• _Problem description_:
Locate every line in the records below that contains the word "learning", and copy each one.

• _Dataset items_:
— START —
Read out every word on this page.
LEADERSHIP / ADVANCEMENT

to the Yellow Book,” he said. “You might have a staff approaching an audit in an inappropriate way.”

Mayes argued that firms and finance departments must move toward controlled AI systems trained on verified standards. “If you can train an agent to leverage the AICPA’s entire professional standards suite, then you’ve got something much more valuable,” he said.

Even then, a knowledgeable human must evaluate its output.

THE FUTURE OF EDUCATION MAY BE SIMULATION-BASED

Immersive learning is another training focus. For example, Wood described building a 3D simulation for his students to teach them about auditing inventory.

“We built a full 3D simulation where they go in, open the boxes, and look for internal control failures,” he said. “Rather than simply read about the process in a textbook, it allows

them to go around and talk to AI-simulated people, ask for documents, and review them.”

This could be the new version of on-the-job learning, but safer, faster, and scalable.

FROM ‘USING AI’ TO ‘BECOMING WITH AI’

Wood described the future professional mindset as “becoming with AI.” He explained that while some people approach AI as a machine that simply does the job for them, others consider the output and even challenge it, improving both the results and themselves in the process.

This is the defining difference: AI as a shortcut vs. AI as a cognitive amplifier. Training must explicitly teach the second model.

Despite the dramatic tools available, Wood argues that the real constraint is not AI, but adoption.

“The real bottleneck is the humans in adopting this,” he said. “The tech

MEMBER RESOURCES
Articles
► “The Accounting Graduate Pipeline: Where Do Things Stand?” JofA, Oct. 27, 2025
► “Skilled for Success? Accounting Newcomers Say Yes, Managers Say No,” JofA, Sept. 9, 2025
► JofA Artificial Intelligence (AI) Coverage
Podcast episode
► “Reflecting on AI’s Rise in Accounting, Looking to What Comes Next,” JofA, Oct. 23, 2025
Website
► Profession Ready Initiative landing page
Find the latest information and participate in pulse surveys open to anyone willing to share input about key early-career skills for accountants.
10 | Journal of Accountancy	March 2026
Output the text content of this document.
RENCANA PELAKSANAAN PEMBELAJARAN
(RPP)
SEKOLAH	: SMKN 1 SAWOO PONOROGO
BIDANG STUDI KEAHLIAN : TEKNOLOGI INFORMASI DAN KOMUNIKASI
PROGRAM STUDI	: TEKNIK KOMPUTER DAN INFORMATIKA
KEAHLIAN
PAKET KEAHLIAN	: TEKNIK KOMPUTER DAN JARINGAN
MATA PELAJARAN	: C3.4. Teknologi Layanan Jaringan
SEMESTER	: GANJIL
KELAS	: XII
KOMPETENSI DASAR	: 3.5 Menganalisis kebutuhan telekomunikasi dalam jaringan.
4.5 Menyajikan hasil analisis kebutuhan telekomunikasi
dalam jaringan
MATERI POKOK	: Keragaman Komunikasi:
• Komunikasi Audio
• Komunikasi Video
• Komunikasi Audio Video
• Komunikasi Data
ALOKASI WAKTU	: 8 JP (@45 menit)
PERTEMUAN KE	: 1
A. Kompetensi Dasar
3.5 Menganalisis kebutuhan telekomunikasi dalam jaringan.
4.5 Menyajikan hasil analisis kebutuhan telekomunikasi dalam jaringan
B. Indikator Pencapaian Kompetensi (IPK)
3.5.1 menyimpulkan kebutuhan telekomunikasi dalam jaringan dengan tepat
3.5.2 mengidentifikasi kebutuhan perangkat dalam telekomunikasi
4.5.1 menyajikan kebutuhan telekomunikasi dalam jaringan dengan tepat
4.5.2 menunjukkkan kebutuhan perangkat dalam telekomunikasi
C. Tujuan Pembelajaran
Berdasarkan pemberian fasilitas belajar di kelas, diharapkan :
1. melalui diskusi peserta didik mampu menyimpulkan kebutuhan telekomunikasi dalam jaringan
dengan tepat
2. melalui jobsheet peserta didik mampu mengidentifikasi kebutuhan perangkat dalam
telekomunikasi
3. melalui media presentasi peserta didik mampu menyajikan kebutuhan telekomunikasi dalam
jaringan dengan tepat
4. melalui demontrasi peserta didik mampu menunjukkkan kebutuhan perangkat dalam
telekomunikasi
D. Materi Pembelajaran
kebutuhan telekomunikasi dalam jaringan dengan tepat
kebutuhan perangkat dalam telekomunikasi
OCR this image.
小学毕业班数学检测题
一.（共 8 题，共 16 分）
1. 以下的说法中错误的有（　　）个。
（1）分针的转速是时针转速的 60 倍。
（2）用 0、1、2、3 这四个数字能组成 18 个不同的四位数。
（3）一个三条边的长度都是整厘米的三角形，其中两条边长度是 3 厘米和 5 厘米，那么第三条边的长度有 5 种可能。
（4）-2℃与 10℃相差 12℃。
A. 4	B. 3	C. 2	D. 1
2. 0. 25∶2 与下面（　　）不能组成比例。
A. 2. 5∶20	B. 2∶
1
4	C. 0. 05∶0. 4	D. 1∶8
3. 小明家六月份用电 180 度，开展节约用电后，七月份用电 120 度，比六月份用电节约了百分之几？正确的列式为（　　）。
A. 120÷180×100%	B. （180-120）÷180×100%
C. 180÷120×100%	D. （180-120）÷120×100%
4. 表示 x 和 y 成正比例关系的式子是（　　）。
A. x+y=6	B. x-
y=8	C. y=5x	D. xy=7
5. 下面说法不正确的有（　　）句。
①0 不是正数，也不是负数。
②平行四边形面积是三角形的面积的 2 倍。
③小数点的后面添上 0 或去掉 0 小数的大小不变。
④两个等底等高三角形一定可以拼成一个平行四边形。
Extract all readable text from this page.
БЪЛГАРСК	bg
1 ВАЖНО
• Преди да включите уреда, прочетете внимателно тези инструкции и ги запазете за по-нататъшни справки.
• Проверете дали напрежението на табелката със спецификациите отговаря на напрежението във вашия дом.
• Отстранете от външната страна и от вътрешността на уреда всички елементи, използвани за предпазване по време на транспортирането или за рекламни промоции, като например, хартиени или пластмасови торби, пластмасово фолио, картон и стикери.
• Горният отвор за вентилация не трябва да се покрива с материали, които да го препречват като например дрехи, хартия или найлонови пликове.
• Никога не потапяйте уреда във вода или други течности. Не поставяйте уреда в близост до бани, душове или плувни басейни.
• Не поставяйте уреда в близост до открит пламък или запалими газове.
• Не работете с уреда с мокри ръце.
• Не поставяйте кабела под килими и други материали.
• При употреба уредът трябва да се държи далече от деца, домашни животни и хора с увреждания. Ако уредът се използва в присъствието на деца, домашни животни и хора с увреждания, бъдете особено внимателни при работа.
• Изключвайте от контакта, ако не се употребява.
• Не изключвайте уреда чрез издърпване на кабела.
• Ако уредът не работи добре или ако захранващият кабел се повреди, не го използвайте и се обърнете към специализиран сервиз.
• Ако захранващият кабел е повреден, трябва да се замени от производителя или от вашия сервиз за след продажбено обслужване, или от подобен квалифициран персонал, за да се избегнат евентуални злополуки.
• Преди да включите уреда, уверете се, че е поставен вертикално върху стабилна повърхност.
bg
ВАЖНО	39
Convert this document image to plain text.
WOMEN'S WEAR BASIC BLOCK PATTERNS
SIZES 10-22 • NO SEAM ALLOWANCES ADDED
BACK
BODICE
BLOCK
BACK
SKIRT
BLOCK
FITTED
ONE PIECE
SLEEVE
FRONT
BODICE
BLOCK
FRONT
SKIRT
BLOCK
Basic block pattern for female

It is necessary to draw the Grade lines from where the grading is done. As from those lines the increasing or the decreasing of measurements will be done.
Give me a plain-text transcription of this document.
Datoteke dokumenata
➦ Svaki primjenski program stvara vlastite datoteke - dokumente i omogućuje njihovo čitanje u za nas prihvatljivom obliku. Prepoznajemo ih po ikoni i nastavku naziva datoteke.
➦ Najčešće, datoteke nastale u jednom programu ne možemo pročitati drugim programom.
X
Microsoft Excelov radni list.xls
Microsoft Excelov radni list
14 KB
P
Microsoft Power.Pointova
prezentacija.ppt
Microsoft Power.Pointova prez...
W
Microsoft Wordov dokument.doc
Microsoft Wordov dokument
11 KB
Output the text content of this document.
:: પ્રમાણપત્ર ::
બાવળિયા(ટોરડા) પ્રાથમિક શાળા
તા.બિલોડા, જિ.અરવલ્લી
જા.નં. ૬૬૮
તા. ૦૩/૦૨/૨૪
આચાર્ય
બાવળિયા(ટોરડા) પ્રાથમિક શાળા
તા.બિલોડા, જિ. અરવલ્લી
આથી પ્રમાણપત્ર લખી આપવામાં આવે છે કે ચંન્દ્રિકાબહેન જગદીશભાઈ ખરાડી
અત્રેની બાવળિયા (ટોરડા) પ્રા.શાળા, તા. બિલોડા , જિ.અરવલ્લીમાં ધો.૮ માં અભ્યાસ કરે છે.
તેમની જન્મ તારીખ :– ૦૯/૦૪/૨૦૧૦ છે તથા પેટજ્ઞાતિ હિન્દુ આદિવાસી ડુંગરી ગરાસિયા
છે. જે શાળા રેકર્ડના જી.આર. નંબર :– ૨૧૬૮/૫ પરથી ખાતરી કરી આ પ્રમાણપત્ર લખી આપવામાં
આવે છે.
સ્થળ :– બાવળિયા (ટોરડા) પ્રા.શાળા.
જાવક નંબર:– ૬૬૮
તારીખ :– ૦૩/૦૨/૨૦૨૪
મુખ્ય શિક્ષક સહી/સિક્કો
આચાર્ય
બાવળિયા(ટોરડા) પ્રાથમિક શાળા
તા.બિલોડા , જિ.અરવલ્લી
— END —
• _Result of this task_:
Immersive learning is another training focus. For example, Wood described building a 3D simulation for his students to teach them about auditing inventory.
This could be the new version of on-the-job learning, but safer, faster, and scalable.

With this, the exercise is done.